** START EXCERPTED RECORDS **

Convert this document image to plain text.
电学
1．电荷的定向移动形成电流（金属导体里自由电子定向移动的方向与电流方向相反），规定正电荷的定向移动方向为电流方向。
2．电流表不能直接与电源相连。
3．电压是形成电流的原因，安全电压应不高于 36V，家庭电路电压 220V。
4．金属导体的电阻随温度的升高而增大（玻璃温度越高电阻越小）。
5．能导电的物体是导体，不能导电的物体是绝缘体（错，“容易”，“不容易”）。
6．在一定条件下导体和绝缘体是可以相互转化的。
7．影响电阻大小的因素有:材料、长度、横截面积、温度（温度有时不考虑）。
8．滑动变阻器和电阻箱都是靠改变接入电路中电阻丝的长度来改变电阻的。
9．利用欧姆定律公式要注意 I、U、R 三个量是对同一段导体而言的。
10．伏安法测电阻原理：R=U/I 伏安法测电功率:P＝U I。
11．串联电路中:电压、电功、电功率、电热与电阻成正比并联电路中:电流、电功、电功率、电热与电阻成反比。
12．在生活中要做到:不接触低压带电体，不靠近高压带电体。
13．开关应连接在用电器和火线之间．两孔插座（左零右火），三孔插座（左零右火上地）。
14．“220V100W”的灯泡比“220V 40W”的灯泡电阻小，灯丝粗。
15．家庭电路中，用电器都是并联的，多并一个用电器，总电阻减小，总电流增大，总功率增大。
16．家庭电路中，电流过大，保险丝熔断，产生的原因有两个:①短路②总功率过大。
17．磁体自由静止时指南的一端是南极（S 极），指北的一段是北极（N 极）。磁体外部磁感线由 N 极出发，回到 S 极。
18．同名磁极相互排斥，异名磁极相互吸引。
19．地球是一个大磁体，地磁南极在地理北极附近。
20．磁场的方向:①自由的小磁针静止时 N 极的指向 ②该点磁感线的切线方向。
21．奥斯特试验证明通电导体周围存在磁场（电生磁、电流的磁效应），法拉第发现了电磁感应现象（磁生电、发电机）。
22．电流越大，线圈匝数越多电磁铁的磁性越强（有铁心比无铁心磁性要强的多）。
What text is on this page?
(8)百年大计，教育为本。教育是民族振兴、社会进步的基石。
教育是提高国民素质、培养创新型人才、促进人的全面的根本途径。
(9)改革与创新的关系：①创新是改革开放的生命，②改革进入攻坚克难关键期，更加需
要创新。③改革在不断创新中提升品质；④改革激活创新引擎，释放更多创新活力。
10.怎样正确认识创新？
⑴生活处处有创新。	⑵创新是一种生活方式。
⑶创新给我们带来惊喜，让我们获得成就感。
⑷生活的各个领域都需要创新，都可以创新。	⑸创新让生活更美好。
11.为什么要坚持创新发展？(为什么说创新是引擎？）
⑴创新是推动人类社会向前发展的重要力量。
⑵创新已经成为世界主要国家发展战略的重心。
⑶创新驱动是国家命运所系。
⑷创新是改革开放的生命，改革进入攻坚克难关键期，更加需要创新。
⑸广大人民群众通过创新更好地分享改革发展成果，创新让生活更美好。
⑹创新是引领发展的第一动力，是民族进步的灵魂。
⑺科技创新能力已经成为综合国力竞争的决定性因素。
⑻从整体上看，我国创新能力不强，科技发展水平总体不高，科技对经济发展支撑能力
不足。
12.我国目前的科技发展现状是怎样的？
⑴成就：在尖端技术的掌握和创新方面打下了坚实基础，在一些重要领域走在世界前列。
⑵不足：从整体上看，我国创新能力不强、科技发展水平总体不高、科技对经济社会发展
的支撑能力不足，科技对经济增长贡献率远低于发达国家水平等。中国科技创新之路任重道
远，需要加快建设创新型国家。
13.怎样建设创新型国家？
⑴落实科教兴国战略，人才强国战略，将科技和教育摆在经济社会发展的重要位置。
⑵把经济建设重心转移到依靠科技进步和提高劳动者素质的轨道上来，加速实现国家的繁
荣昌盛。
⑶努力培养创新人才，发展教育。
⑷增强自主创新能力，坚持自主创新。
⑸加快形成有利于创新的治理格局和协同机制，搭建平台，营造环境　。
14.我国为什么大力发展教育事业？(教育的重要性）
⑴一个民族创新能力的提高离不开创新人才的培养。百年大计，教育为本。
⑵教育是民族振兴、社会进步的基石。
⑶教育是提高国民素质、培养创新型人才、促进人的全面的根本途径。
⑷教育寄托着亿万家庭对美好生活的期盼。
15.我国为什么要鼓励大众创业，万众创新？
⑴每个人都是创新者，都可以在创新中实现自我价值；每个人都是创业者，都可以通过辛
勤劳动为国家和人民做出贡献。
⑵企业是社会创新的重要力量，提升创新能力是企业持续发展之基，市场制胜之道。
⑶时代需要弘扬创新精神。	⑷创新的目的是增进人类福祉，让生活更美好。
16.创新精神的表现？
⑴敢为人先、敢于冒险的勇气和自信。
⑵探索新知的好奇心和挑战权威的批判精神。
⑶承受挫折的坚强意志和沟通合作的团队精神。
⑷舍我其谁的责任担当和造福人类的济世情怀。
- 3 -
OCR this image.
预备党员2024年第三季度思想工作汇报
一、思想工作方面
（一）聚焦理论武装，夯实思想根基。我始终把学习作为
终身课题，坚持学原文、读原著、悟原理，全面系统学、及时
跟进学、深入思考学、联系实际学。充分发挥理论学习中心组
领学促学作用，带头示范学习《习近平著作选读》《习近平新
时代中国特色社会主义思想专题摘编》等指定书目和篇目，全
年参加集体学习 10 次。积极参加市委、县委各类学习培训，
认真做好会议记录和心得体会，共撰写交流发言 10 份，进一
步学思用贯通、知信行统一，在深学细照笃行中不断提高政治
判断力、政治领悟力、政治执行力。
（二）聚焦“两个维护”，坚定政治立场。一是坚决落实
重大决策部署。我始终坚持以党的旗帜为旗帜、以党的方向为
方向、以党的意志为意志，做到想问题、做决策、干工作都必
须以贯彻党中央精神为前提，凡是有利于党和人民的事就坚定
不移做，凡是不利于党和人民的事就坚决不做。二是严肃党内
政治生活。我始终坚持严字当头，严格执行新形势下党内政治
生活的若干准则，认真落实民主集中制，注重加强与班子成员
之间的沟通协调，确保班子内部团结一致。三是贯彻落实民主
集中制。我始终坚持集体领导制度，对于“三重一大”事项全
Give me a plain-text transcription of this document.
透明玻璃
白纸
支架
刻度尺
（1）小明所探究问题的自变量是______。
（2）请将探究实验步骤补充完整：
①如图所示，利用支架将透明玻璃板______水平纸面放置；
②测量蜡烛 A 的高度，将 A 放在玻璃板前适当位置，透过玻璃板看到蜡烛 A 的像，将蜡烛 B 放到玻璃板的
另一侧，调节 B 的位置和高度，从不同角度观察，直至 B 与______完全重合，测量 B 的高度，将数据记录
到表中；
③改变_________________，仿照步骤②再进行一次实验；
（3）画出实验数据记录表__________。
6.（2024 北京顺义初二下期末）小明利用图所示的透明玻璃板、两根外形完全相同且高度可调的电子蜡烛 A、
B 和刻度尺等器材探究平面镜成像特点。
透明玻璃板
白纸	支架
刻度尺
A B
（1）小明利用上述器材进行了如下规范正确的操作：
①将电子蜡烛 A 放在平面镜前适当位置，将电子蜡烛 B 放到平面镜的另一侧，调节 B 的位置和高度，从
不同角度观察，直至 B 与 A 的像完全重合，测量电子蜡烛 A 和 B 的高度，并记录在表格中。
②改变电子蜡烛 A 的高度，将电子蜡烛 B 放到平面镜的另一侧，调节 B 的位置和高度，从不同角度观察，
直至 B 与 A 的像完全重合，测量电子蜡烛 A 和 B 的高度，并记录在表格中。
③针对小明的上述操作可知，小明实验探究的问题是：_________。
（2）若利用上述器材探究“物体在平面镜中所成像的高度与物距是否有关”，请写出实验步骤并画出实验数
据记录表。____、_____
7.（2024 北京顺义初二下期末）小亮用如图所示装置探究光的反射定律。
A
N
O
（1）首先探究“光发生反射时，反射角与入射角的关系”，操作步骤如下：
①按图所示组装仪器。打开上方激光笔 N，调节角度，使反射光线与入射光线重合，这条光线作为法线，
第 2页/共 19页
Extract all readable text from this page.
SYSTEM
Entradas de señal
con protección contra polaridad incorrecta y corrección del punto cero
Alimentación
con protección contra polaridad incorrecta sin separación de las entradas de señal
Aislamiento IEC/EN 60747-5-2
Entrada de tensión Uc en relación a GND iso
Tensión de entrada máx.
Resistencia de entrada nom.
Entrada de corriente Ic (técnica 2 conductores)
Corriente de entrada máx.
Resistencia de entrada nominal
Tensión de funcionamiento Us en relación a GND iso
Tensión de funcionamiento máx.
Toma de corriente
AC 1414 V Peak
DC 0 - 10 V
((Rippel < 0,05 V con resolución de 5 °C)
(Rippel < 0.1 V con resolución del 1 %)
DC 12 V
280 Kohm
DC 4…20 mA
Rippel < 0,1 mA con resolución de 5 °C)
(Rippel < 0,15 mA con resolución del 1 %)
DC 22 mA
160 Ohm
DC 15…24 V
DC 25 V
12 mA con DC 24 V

** END EXCERPTED RECORDS **

The word "促进人的全面的根本途径" may appear on some lines of these records; state how many such lines there are, and nothing else.

2